[Entries with figure data]
----

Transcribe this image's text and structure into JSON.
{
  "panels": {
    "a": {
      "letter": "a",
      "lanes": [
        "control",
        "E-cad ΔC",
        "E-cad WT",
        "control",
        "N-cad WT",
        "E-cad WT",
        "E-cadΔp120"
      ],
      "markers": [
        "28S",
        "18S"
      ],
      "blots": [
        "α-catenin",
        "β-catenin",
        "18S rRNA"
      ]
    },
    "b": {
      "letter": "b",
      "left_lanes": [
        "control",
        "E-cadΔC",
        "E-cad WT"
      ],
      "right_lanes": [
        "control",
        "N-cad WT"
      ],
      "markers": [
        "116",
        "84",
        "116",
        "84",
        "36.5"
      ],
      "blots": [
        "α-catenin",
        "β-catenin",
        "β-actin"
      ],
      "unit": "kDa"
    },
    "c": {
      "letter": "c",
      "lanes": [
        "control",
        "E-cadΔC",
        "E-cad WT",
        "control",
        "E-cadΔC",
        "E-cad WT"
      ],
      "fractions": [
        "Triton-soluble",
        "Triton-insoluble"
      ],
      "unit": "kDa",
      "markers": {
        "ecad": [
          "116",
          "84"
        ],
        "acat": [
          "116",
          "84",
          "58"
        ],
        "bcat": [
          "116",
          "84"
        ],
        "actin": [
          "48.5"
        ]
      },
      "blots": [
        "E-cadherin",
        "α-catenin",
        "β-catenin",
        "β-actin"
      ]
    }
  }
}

----

**Aim of the exercise:** Output every entry shown above, exactly.

**Solution:**
Transcribe this image's text and structure into JSON.
{
  "panels": {
    "a": {
      "letter": "a",
      "lanes": [
        "control",
        "E-cad ΔC",
        "E-cad WT",
        "control",
        "N-cad WT",
        "E-cad WT",
        "E-cadΔp120"
      ],
      "markers": [
        "28S",
        "18S"
      ],
      "blots": [
        "α-catenin",
        "β-catenin",
        "18S rRNA"
      ]
    },
    "b": {
      "letter": "b",
      "left_lanes": [
        "control",
        "E-cadΔC",
        "E-cad WT"
      ],
      "right_lanes": [
        "control",
        "N-cad WT"
      ],
      "markers": [
        "116",
        "84",
        "116",
        "84",
        "36.5"
      ],
      "blots": [
        "α-catenin",
        "β-catenin",
        "β-actin"
      ],
      "unit": "kDa"
    },
    "c": {
      "letter": "c",
      "lanes": [
        "control",
        "E-cadΔC",
        "E-cad WT",
        "control",
        "E-cadΔC",
        "E-cad WT"
      ],
      "fractions": [
        "Triton-soluble",
        "Triton-insoluble"
      ],
      "unit": "kDa",
      "markers": {
        "ecad": [
          "116",
          "84"
        ],
        "acat": [
          "116",
          "84",
          "58"
        ],
        "bcat": [
          "116",
          "84"
        ],
        "actin": [
          "48.5"
        ]
      },
      "blots": [
        "E-cadherin",
        "α-catenin",
        "β-catenin",
        "β-actin"
      ]
    }
  }
}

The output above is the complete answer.